Task brief
Select from the records below every line that has the word "Новленское" in it.

Supplied data
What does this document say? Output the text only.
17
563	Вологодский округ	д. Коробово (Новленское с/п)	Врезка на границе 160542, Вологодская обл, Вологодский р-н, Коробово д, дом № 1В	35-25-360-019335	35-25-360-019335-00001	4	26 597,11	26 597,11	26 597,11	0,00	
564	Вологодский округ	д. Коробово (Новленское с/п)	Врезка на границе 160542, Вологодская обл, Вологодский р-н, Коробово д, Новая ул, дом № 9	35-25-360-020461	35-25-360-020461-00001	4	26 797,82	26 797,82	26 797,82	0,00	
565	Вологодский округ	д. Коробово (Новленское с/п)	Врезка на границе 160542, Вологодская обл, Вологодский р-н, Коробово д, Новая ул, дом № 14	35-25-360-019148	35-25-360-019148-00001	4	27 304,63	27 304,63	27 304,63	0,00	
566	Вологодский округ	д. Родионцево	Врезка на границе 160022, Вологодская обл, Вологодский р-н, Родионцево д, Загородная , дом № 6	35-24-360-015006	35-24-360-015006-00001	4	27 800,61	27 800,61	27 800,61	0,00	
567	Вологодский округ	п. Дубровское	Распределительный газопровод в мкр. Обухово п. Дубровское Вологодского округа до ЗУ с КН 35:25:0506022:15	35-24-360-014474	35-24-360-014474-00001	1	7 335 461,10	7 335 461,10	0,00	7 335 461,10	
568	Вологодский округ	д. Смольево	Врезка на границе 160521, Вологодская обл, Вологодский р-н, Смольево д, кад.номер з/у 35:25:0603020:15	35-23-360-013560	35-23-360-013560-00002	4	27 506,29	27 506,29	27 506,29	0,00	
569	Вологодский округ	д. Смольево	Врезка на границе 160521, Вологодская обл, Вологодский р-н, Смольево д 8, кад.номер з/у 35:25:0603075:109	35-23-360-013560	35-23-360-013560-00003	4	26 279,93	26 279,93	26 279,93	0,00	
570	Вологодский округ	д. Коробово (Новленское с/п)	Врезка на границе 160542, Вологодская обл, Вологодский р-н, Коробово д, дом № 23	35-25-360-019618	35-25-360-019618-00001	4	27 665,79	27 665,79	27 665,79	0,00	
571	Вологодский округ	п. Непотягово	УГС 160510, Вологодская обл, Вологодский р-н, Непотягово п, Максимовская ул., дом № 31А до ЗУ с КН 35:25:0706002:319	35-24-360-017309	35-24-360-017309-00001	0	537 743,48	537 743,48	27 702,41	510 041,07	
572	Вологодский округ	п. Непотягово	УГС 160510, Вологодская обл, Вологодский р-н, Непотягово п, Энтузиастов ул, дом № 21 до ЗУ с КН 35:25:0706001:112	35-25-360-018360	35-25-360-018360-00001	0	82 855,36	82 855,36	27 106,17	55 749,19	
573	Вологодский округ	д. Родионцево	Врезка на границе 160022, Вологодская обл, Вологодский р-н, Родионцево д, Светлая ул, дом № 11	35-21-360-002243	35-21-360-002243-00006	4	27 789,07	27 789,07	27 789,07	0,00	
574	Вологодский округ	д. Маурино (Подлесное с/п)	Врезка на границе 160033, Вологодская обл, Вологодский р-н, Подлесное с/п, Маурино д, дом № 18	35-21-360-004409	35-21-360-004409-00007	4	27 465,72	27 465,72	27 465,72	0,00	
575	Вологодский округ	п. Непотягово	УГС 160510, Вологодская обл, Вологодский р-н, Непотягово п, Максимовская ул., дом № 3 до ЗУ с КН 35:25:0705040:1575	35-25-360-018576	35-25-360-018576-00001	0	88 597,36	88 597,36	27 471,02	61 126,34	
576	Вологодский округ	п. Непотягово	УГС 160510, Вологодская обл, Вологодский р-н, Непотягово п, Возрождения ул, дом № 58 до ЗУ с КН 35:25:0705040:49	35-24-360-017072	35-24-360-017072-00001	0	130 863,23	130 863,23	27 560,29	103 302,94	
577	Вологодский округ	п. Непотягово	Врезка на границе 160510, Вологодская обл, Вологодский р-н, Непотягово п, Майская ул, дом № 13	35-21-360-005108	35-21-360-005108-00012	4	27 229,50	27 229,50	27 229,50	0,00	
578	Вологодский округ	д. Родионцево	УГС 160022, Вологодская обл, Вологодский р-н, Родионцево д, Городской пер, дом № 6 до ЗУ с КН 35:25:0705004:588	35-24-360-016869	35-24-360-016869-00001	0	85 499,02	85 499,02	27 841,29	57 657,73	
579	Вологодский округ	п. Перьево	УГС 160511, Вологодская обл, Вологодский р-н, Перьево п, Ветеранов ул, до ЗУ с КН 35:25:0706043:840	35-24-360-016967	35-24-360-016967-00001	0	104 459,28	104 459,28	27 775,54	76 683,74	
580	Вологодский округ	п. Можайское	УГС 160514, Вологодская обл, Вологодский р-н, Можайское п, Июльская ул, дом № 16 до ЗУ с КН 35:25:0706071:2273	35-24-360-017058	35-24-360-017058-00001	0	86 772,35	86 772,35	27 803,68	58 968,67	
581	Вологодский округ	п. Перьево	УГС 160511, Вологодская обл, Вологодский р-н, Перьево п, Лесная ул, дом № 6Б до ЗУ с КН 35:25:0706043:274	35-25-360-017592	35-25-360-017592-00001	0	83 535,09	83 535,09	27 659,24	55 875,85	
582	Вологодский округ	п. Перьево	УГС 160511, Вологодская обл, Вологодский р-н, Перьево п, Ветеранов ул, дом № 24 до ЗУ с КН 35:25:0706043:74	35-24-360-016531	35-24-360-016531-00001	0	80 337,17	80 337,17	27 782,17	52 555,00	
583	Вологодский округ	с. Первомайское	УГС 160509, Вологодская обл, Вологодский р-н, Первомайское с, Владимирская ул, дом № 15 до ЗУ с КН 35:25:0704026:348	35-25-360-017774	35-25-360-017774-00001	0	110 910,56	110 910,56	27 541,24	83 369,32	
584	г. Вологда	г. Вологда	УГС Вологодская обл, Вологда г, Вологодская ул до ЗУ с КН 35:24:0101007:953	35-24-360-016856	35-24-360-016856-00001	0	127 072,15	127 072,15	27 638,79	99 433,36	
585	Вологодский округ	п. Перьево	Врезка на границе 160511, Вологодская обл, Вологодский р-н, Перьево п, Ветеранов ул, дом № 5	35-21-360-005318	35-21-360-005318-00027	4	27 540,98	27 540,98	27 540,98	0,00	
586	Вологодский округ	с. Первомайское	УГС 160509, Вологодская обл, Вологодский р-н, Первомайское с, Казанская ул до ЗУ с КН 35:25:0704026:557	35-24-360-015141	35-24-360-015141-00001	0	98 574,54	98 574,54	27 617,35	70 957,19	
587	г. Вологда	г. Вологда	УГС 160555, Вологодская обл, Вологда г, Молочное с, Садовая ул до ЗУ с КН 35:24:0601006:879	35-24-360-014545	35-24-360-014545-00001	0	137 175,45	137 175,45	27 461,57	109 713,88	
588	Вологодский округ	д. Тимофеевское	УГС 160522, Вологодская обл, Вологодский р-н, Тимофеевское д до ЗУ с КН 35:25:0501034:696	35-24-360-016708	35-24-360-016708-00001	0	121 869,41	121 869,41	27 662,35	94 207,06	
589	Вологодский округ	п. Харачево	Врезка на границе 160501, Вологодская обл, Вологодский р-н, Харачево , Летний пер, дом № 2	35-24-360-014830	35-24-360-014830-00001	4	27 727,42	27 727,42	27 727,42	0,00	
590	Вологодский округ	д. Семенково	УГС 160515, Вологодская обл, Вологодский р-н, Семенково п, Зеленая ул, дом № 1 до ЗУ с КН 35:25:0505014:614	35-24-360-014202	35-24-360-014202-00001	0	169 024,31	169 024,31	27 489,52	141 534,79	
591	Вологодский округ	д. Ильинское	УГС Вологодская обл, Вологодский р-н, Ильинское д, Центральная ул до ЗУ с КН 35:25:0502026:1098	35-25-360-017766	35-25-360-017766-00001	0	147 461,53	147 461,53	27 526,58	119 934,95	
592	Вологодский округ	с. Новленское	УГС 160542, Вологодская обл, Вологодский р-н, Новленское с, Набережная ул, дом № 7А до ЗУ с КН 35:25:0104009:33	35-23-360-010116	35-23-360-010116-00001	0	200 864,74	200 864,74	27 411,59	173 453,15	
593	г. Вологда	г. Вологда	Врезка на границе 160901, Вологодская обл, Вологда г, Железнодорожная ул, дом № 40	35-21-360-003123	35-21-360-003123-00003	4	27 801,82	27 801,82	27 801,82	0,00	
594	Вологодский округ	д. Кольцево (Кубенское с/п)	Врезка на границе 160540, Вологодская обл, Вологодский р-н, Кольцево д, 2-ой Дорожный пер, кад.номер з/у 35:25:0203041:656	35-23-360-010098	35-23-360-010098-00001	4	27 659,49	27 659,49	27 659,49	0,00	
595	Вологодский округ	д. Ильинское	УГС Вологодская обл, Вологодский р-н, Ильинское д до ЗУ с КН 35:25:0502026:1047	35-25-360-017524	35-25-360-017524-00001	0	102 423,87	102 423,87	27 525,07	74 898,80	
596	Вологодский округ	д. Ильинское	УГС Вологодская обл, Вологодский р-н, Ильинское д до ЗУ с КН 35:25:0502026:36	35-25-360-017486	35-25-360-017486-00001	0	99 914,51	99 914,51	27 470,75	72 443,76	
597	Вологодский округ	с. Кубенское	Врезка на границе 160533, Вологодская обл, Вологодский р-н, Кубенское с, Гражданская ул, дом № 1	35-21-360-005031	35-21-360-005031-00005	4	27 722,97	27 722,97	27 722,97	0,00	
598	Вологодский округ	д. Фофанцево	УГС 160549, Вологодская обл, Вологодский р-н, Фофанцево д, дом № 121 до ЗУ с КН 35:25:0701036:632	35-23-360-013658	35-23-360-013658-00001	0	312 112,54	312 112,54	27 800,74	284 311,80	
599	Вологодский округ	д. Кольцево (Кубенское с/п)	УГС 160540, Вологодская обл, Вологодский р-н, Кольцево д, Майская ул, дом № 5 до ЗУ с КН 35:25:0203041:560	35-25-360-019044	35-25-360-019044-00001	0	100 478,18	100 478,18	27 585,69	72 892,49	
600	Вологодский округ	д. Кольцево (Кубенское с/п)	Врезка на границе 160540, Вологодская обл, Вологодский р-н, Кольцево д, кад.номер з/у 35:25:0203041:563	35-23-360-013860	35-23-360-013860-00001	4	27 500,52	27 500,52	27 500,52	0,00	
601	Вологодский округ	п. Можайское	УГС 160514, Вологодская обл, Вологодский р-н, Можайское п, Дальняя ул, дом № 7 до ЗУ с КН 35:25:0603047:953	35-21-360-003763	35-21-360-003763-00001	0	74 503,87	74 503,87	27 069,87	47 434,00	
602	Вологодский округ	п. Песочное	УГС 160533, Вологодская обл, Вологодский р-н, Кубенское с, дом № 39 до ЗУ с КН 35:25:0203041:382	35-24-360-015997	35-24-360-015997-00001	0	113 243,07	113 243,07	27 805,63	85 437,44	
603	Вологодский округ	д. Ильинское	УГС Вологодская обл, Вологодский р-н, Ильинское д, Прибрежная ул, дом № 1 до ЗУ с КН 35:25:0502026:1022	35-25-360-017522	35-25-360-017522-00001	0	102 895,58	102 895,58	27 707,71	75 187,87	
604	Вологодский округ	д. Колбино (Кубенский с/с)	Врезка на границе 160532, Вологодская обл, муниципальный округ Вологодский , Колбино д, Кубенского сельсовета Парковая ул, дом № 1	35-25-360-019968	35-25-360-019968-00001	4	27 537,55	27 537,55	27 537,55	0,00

Solved problem
563	Вологодский округ	д. Коробово (Новленское с/п)	Врезка на границе 160542, Вологодская обл, Вологодский р-н, Коробово д, дом № 1В	35-25-360-019335	35-25-360-019335-00001	4	26 597,11	26 597,11	26 597,11	0,00	
564	Вологодский округ	д. Коробово (Новленское с/п)	Врезка на границе 160542, Вологодская обл, Вологодский р-н, Коробово д, Новая ул, дом № 9	35-25-360-020461	35-25-360-020461-00001	4	26 797,82	26 797,82	26 797,82	0,00	
565	Вологодский округ	д. Коробово (Новленское с/п)	Врезка на границе 160542, Вологодская обл, Вологодский р-н, Коробово д, Новая ул, дом № 14	35-25-360-019148	35-25-360-019148-00001	4	27 304,63	27 304,63	27 304,63	0,00	
570	Вологодский округ	д. Коробово (Новленское с/п)	Врезка на границе 160542, Вологодская обл, Вологодский р-н, Коробово д, дом № 23	35-25-360-019618	35-25-360-019618-00001	4	27 665,79	27 665,79	27 665,79	0,00	
592	Вологодский округ	с. Новленское	УГС 160542, Вологодская обл, Вологодский р-н, Новленское с, Набережная ул, дом № 7А до ЗУ с КН 35:25:0104009:33	35-23-360-010116	35-23-360-010116-00001	0	200 864,74	200 864,74	27 411,59	173 453,15	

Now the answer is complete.